> _Stated exercise_:
Repeat, exactly and completely, the material that follows. Omit the pictures.

Records from a dataset
● ● ● ●

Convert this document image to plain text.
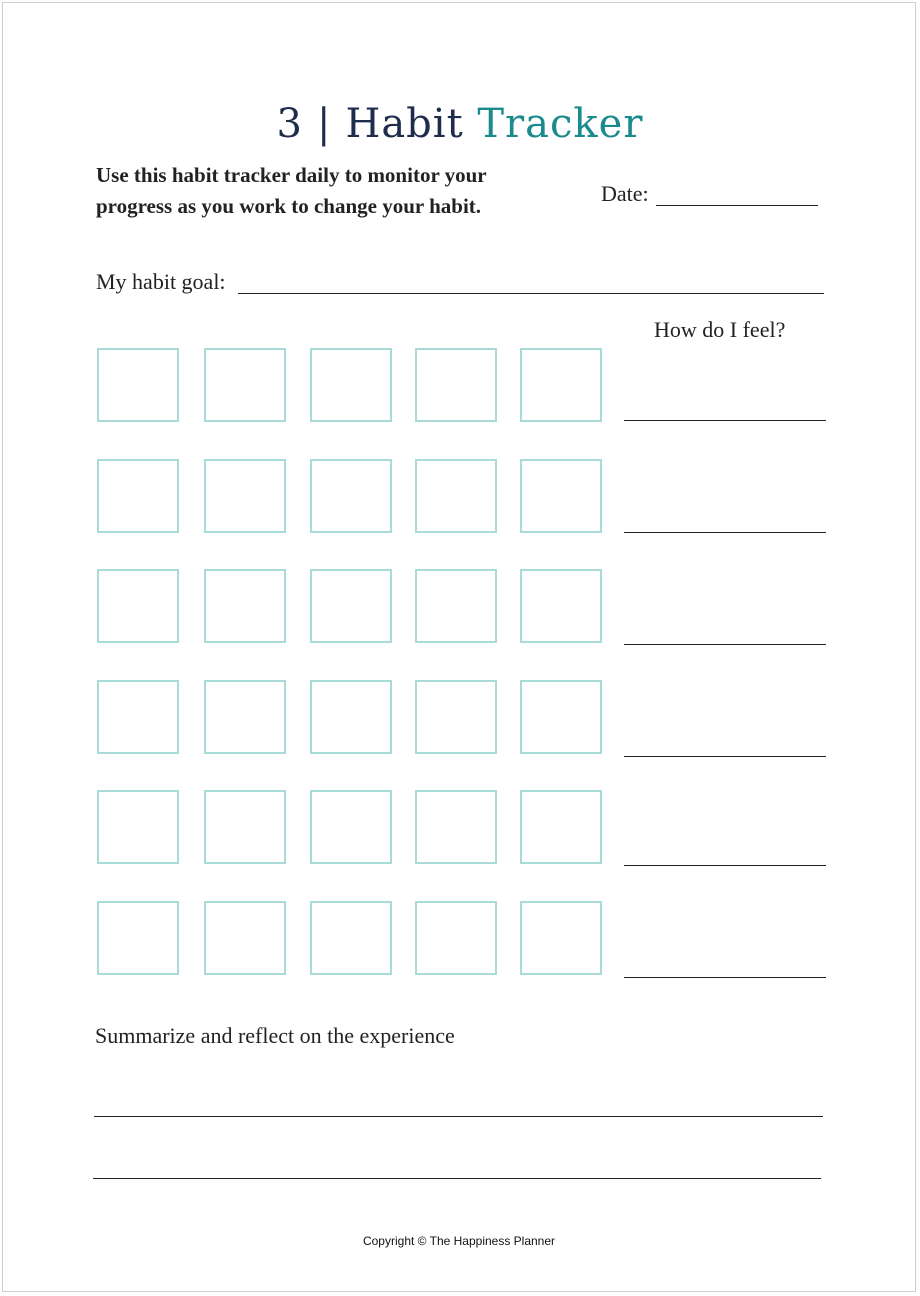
3 | Habit Tracker
Use this habit tracker daily to monitor your progress as you work to change your habit.	Date:
My habit goal:
How do I feel?
Summarize and reflect on the experience
Copyright © The Happiness Planner
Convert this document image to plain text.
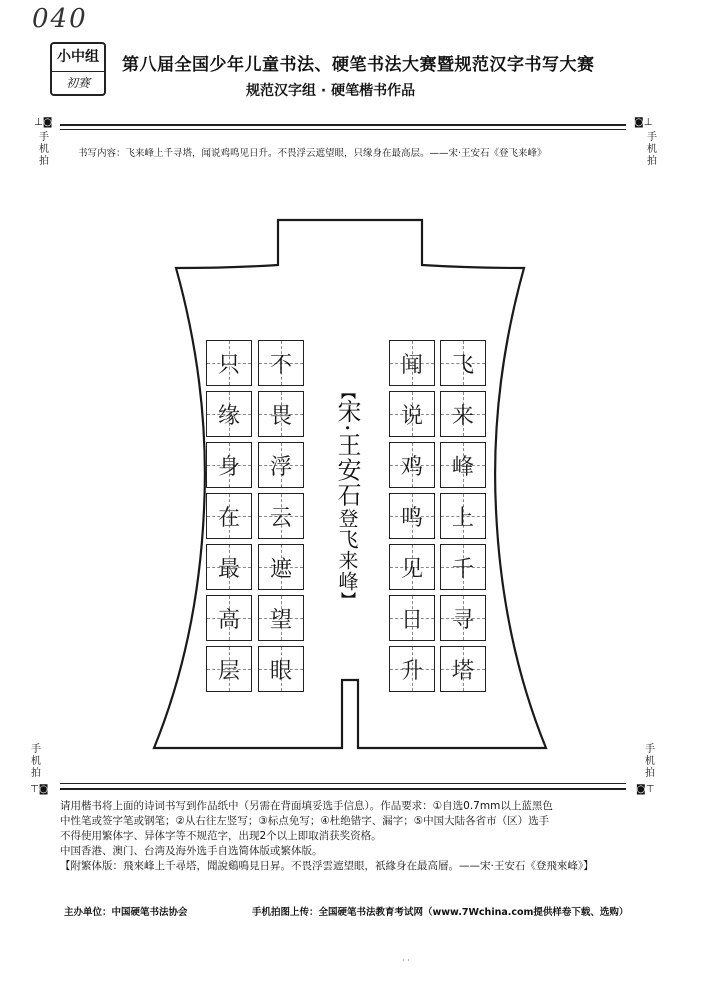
040
小中组
初赛
第八届全国少年儿童书法、硬笔书法大赛暨规范汉字书写大赛
规范汉字组 · 硬笔楷书作品
⊥◙
手机拍
◙⊥
手机拍
书写内容：飞来峰上千寻塔，闻说鸡鸣见日升。不畏浮云遮望眼，只缘身在最高层。——宋·王安石《登飞来峰》
飞
来
峰
上
千
寻
塔
闻
说
鸡
鸣
见
日
升
不
畏
浮
云
遮
望
眼
只
缘
身
在
最
高
层
【
宋·王安石
登飞来峰
】
手机拍
⊤◙
手机拍
◙⊤
请用楷书将上面的诗词书写到作品纸中（另需在背面填妥选手信息）。作品要求：①自选0.7mm以上蓝黑色
中性笔或签字笔或钢笔；②从右往左竖写；③标点免写；④杜绝错字、漏字；⑤中国大陆各省市（区）选手
不得使用繁体字、异体字等不规范字，出现2个以上即取消获奖资格。
中国香港、澳门、台湾及海外选手自选简体版或繁体版。
【附繁体版：飛來峰上千尋塔，聞說鷄鳴見日昇。不畏浮雲遮望眼，祇緣身在最高層。——宋·王安石《登飛來峰》】
主办单位：中国硬笔书法协会	手机拍图上传：全国硬笔书法教育考试网（www.7Wchina.com提供样卷下载、选购）
· ·
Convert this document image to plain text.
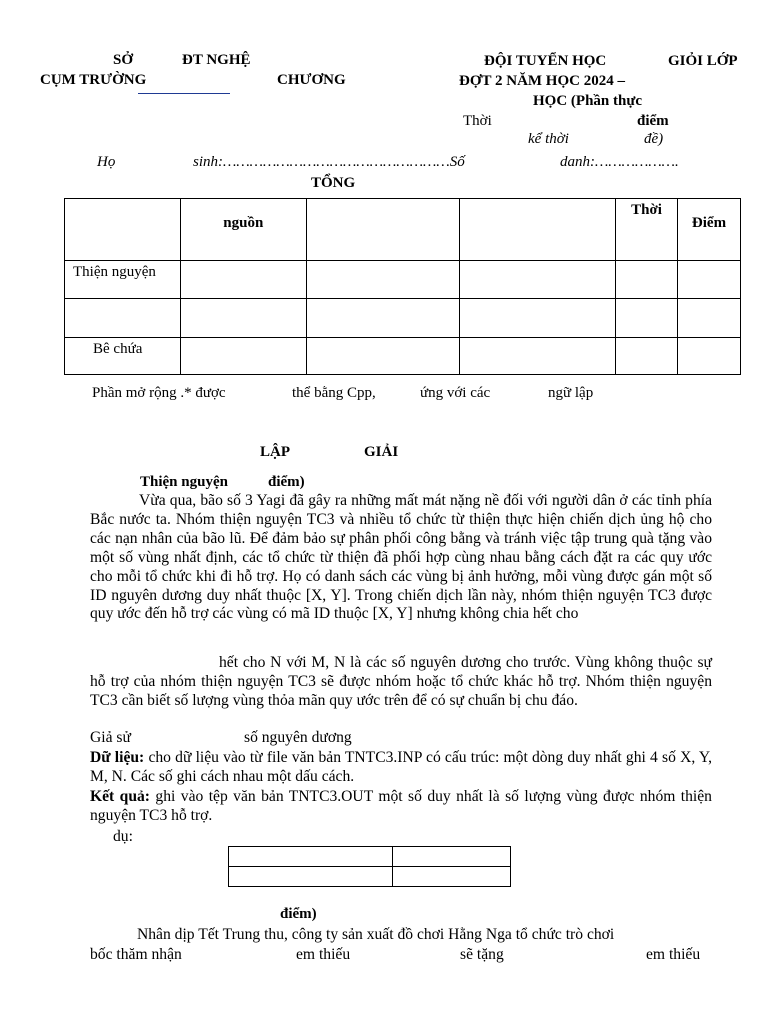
SỞ	ĐT NGHỆ
CỤM TRƯỜNG	CHƯƠNG
ĐỘI TUYỂN HỌC	GIỎI LỚP
ĐỢT 2 NĂM HỌC 2024 –
HỌC (Phần thực
Thời	điểm
kể thời	đề)
Họ	sinh:……………………………………………Số	danh:……………….
TỔNG
	nguồn			Thời	Điểm
Thiện nguyện					

Bê chứa					
Phần mở rộng .* được	thể bằng Cpp,	ứng với các	ngữ lập
LẬP	GIẢI
Thiện nguyện	điểm)

Vừa qua, bão số 3 Yagi đã gây ra những mất mát nặng nề đối với người dân ở các tỉnh phía Bắc nước ta. Nhóm thiện nguyện TC3 và nhiều tổ chức từ thiện thực hiện chiến dịch ủng hộ cho các nạn nhân của bão lũ. Để đảm bảo sự phân phối công bằng và tránh việc tập trung quà tặng vào một số vùng nhất định, các tổ chức từ thiện đã phối hợp cùng nhau bằng cách đặt ra các quy ước cho mỗi tổ chức khi đi hỗ trợ. Họ có danh sách các vùng bị ảnh hưởng, mỗi vùng được gán một số ID nguyên dương duy nhất thuộc [X, Y]. Trong chiến dịch lần này, nhóm thiện nguyện TC3 được quy ước đến hỗ trợ các vùng có mã ID thuộc [X, Y] nhưng không chia hết cho

hết cho N với M, N là các số nguyên dương cho trước. Vùng không thuộc sự hỗ trợ của nhóm thiện nguyện TC3 sẽ được nhóm hoặc tổ chức khác hỗ trợ. Nhóm thiện nguyện TC3 cần biết số lượng vùng thỏa mãn quy ước trên để có sự chuẩn bị chu đáo.

Giả sử	số nguyên dương

Dữ liệu: cho dữ liệu vào từ file văn bản TNTC3.INP có cấu trúc: một dòng duy nhất ghi 4 số X, Y, M, N. Các số ghi cách nhau một dấu cách.

Kết quả: ghi vào tệp văn bản TNTC3.OUT một số duy nhất là số lượng vùng được nhóm thiện nguyện TC3 hỗ trợ.

dụ:

điểm)
Nhân dịp Tết Trung thu, công ty sản xuất đồ chơi Hằng Nga tổ chức trò chơi
bốc thăm nhận	em thiếu	sẽ tặng	em thiếu
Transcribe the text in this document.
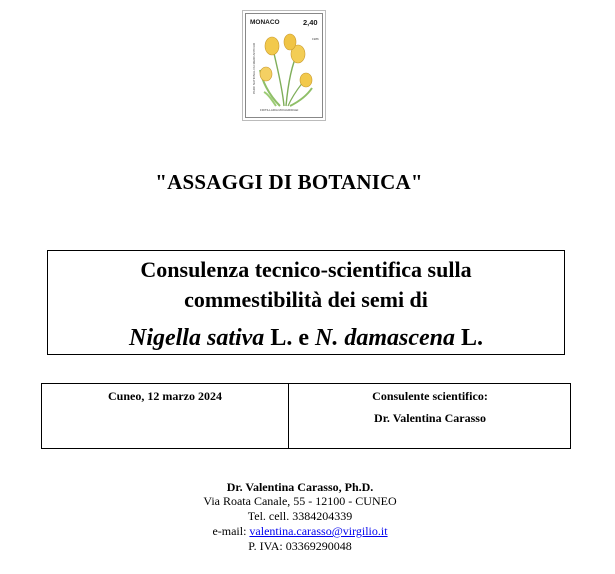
MONACO	2,40
1986
PARC NATIONAL DU MERCANTOUR
FRITILLARIA MOGGRIDGEI
"ASSAGGI DI BOTANICA"
Consulenza tecnico-scientifica sulla
commestibilità dei semi di
Nigella sativa L. e N. damascena L.
Cuneo, 12 marzo 2024	Consulente scientifico:
Dr. Valentina Carasso
Dr. Valentina Carasso, Ph.D.
Via Roata Canale, 55 - 12100 - CUNEO
Tel. cell. 3384204339
e-mail: valentina.carasso@virgilio.it
P. IVA: 03369290048
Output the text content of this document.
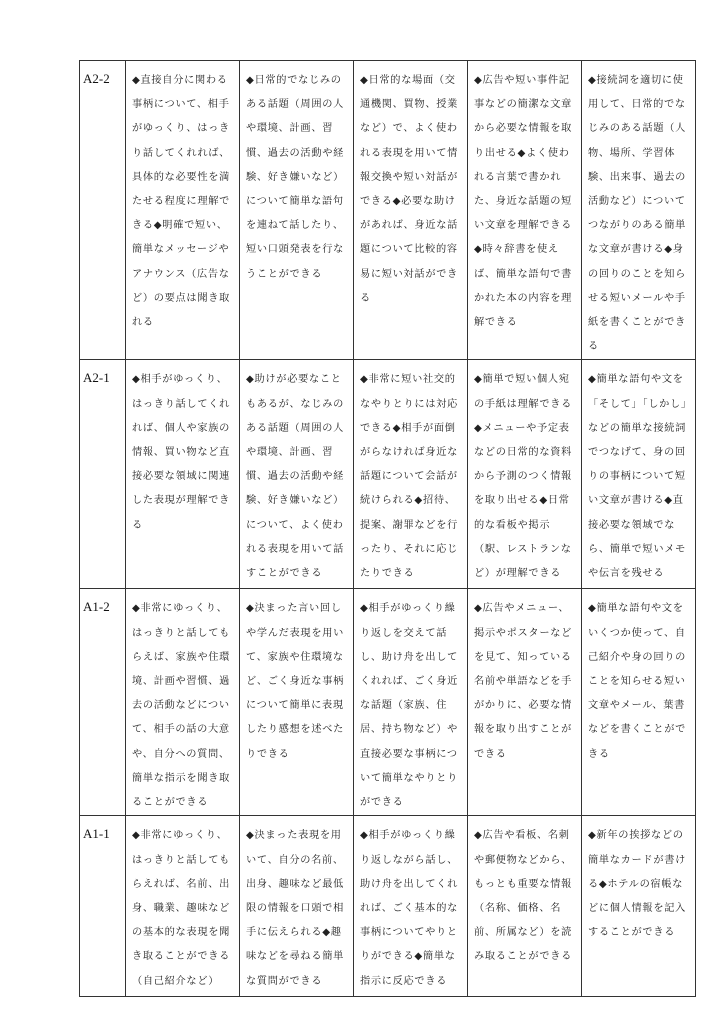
A2-2	◆直接自分に関わる事柄について、相手がゆっくり、はっきり話してくれれば、具体的な必要性を満たせる程度に理解できる◆明確で短い、簡単なメッセージやアナウンス（広告など）の要点は聞き取れる	◆日常的でなじみのある話題（周囲の人や環境、計画、習慣、過去の活動や経験、好き嫌いなど）について簡単な語句を連ねて話したり、短い口頭発表を行なうことができる	◆日常的な場面（交通機関、買物、授業など）で、よく使われる表現を用いて情報交換や短い対話ができる◆必要な助けがあれば、身近な話題について比較的容易に短い対話ができる	◆広告や短い事件記事などの簡潔な文章から必要な情報を取り出せる◆よく使われる言葉で書かれた、身近な話題の短い文章を理解できる◆時々辞書を使えば、簡単な語句で書かれた本の内容を理解できる	◆接続詞を適切に使用して、日常的でなじみのある話題（人物、場所、学習体験、出来事、過去の活動など）についてつながりのある簡単な文章が書ける◆身の回りのことを知らせる短いメールや手紙を書くことができる
A2-1	◆相手がゆっくり、はっきり話してくれれば、個人や家族の情報、買い物など直接必要な領域に関連した表現が理解できる	◆助けが必要なこともあるが、なじみのある話題（周囲の人や環境、計画、習慣、過去の活動や経験、好き嫌いなど）について、よく使われる表現を用いて話すことができる	◆非常に短い社交的なやりとりには対応できる◆相手が面倒がらなければ身近な話題について会話が続けられる◆招待、提案、謝罪などを行ったり、それに応じたりできる	◆簡単で短い個人宛の手紙は理解できる◆メニューや予定表などの日常的な資料から予測のつく情報を取り出せる◆日常的な看板や掲示（駅、レストランなど）が理解できる	◆簡単な語句や文を「そして」「しかし」などの簡単な接続詞でつなげて、身の回りの事柄について短い文章が書ける◆直接必要な領域でなら、簡単で短いメモや伝言を残せる
A1-2	◆非常にゆっくり、はっきりと話してもらえば、家族や住環境、計画や習慣、過去の活動などについて、相手の話の大意や、自分への質問、簡単な指示を聞き取ることができる	◆決まった言い回しや学んだ表現を用いて、家族や住環境など、ごく身近な事柄について簡単に表現したり感想を述べたりできる	◆相手がゆっくり繰り返しを交えて話し、助け舟を出してくれれば、ごく身近な話題（家族、住居、持ち物など）や直接必要な事柄について簡単なやりとりができる	◆広告やメニュー、掲示やポスターなどを見て、知っている名前や単語などを手がかりに、必要な情報を取り出すことができる	◆簡単な語句や文をいくつか使って、自己紹介や身の回りのことを知らせる短い文章やメール、葉書などを書くことができる
A1-1	◆非常にゆっくり、はっきりと話してもらえれば、名前、出身、職業、趣味などの基本的な表現を聞き取ることができる（自己紹介など）	◆決まった表現を用いて、自分の名前、出身、趣味など最低限の情報を口頭で相手に伝えられる◆趣味などを尋ねる簡単な質問ができる	◆相手がゆっくり繰り返しながら話し、助け舟を出してくれれば、ごく基本的な事柄についてやりとりができる◆簡単な指示に反応できる	◆広告や看板、名刺や郵便物などから、もっとも重要な情報（名称、価格、名前、所属など）を読み取ることができる	◆新年の挨拶などの簡単なカードが書ける◆ホテルの宿帳などに個人情報を記入することができる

● ● ● ●

> _Final result_:
Convert this document image to plain text.
3 | Habit Tracker
Use this habit tracker daily to monitor your progress as you work to change your habit.	Date:
My habit goal:
How do I feel?
Summarize and reflect on the experience
Copyright © The Happiness Planner
Convert this document image to plain text.
040
小中组
初赛
第八届全国少年儿童书法、硬笔书法大赛暨规范汉字书写大赛
规范汉字组 · 硬笔楷书作品
⊥◙
手机拍
◙⊥
手机拍
书写内容：飞来峰上千寻塔，闻说鸡鸣见日升。不畏浮云遮望眼，只缘身在最高层。——宋·王安石《登飞来峰》
飞
来
峰
上
千
寻
塔
闻
说
鸡
鸣
见
日
升
不
畏
浮
云
遮
望
眼
只
缘
身
在
最
高
层
【
宋·王安石
登飞来峰
】
手机拍
⊤◙
手机拍
◙⊤
请用楷书将上面的诗词书写到作品纸中（另需在背面填妥选手信息）。作品要求：①自选0.7mm以上蓝黑色
中性笔或签字笔或钢笔；②从右往左竖写；③标点免写；④杜绝错字、漏字；⑤中国大陆各省市（区）选手
不得使用繁体字、异体字等不规范字，出现2个以上即取消获奖资格。
中国香港、澳门、台湾及海外选手自选简体版或繁体版。
【附繁体版：飛來峰上千尋塔，聞說鷄鳴見日昇。不畏浮雲遮望眼，祇緣身在最高層。——宋·王安石《登飛來峰》】
主办单位：中国硬笔书法协会	手机拍图上传：全国硬笔书法教育考试网（www.7Wchina.com提供样卷下载、选购）
· ·
Convert this document image to plain text.
SỞ	ĐT NGHỆ
CỤM TRƯỜNG	CHƯƠNG
ĐỘI TUYỂN HỌC	GIỎI LỚP
ĐỢT 2 NĂM HỌC 2024 –
HỌC (Phần thực
Thời	điểm
kể thời	đề)
Họ	sinh:……………………………………………Số	danh:……………….
TỔNG
	nguồn			Thời	Điểm
Thiện nguyện					

Bê chứa					
Phần mở rộng .* được	thể bằng Cpp,	ứng với các	ngữ lập
LẬP	GIẢI
Thiện nguyện	điểm)

Vừa qua, bão số 3 Yagi đã gây ra những mất mát nặng nề đối với người dân ở các tỉnh phía Bắc nước ta. Nhóm thiện nguyện TC3 và nhiều tổ chức từ thiện thực hiện chiến dịch ủng hộ cho các nạn nhân của bão lũ. Để đảm bảo sự phân phối công bằng và tránh việc tập trung quà tặng vào một số vùng nhất định, các tổ chức từ thiện đã phối hợp cùng nhau bằng cách đặt ra các quy ước cho mỗi tổ chức khi đi hỗ trợ. Họ có danh sách các vùng bị ảnh hưởng, mỗi vùng được gán một số ID nguyên dương duy nhất thuộc [X, Y]. Trong chiến dịch lần này, nhóm thiện nguyện TC3 được quy ước đến hỗ trợ các vùng có mã ID thuộc [X, Y] nhưng không chia hết cho

hết cho N với M, N là các số nguyên dương cho trước. Vùng không thuộc sự hỗ trợ của nhóm thiện nguyện TC3 sẽ được nhóm hoặc tổ chức khác hỗ trợ. Nhóm thiện nguyện TC3 cần biết số lượng vùng thỏa mãn quy ước trên để có sự chuẩn bị chu đáo.

Giả sử	số nguyên dương

Dữ liệu: cho dữ liệu vào từ file văn bản TNTC3.INP có cấu trúc: một dòng duy nhất ghi 4 số X, Y, M, N. Các số ghi cách nhau một dấu cách.

Kết quả: ghi vào tệp văn bản TNTC3.OUT một số duy nhất là số lượng vùng được nhóm thiện nguyện TC3 hỗ trợ.

dụ:

điểm)
Nhân dịp Tết Trung thu, công ty sản xuất đồ chơi Hằng Nga tổ chức trò chơi
bốc thăm nhận	em thiếu	sẽ tặng	em thiếu
Transcribe the text in this document.
MONACO	2,40
1986
PARC NATIONAL DU MERCANTOUR
FRITILLARIA MOGGRIDGEI
"ASSAGGI DI BOTANICA"
Consulenza tecnico-scientifica sulla
commestibilità dei semi di
Nigella sativa L. e N. damascena L.
Cuneo, 12 marzo 2024	Consulente scientifico:
Dr. Valentina Carasso
Dr. Valentina Carasso, Ph.D.
Via Roata Canale, 55 - 12100 - CUNEO
Tel. cell. 3384204339
e-mail: valentina.carasso@virgilio.it
P. IVA: 03369290048
Output the text content of this document.
A2-2	◆直接自分に関わる事柄について、相手がゆっくり、はっきり話してくれれば、具体的な必要性を満たせる程度に理解できる◆明確で短い、簡単なメッセージやアナウンス（広告など）の要点は聞き取れる	◆日常的でなじみのある話題（周囲の人や環境、計画、習慣、過去の活動や経験、好き嫌いなど）について簡単な語句を連ねて話したり、短い口頭発表を行なうことができる	◆日常的な場面（交通機関、買物、授業など）で、よく使われる表現を用いて情報交換や短い対話ができる◆必要な助けがあれば、身近な話題について比較的容易に短い対話ができる	◆広告や短い事件記事などの簡潔な文章から必要な情報を取り出せる◆よく使われる言葉で書かれた、身近な話題の短い文章を理解できる◆時々辞書を使えば、簡単な語句で書かれた本の内容を理解できる	◆接続詞を適切に使用して、日常的でなじみのある話題（人物、場所、学習体験、出来事、過去の活動など）についてつながりのある簡単な文章が書ける◆身の回りのことを知らせる短いメールや手紙を書くことができる
A2-1	◆相手がゆっくり、はっきり話してくれれば、個人や家族の情報、買い物など直接必要な領域に関連した表現が理解できる	◆助けが必要なこともあるが、なじみのある話題（周囲の人や環境、計画、習慣、過去の活動や経験、好き嫌いなど）について、よく使われる表現を用いて話すことができる	◆非常に短い社交的なやりとりには対応できる◆相手が面倒がらなければ身近な話題について会話が続けられる◆招待、提案、謝罪などを行ったり、それに応じたりできる	◆簡単で短い個人宛の手紙は理解できる◆メニューや予定表などの日常的な資料から予測のつく情報を取り出せる◆日常的な看板や掲示（駅、レストランなど）が理解できる	◆簡単な語句や文を「そして」「しかし」などの簡単な接続詞でつなげて、身の回りの事柄について短い文章が書ける◆直接必要な領域でなら、簡単で短いメモや伝言を残せる
A1-2	◆非常にゆっくり、はっきりと話してもらえば、家族や住環境、計画や習慣、過去の活動などについて、相手の話の大意や、自分への質問、簡単な指示を聞き取ることができる	◆決まった言い回しや学んだ表現を用いて、家族や住環境など、ごく身近な事柄について簡単に表現したり感想を述べたりできる	◆相手がゆっくり繰り返しを交えて話し、助け舟を出してくれれば、ごく身近な話題（家族、住居、持ち物など）や直接必要な事柄について簡単なやりとりができる	◆広告やメニュー、掲示やポスターなどを見て、知っている名前や単語などを手がかりに、必要な情報を取り出すことができる	◆簡単な語句や文をいくつか使って、自己紹介や身の回りのことを知らせる短い文章やメール、葉書などを書くことができる
A1-1	◆非常にゆっくり、はっきりと話してもらえれば、名前、出身、職業、趣味などの基本的な表現を聞き取ることができる（自己紹介など）	◆決まった表現を用いて、自分の名前、出身、趣味など最低限の情報を口頭で相手に伝えられる◆趣味などを尋ねる簡単な質問ができる	◆相手がゆっくり繰り返しながら話し、助け舟を出してくれれば、ごく基本的な事柄についてやりとりができる◆簡単な指示に反応できる	◆広告や看板、名刺や郵便物などから、もっとも重要な情報（名称、価格、名前、所属など）を読み取ることができる	◆新年の挨拶などの簡単なカードが書ける◆ホテルの宿帳などに個人情報を記入することができる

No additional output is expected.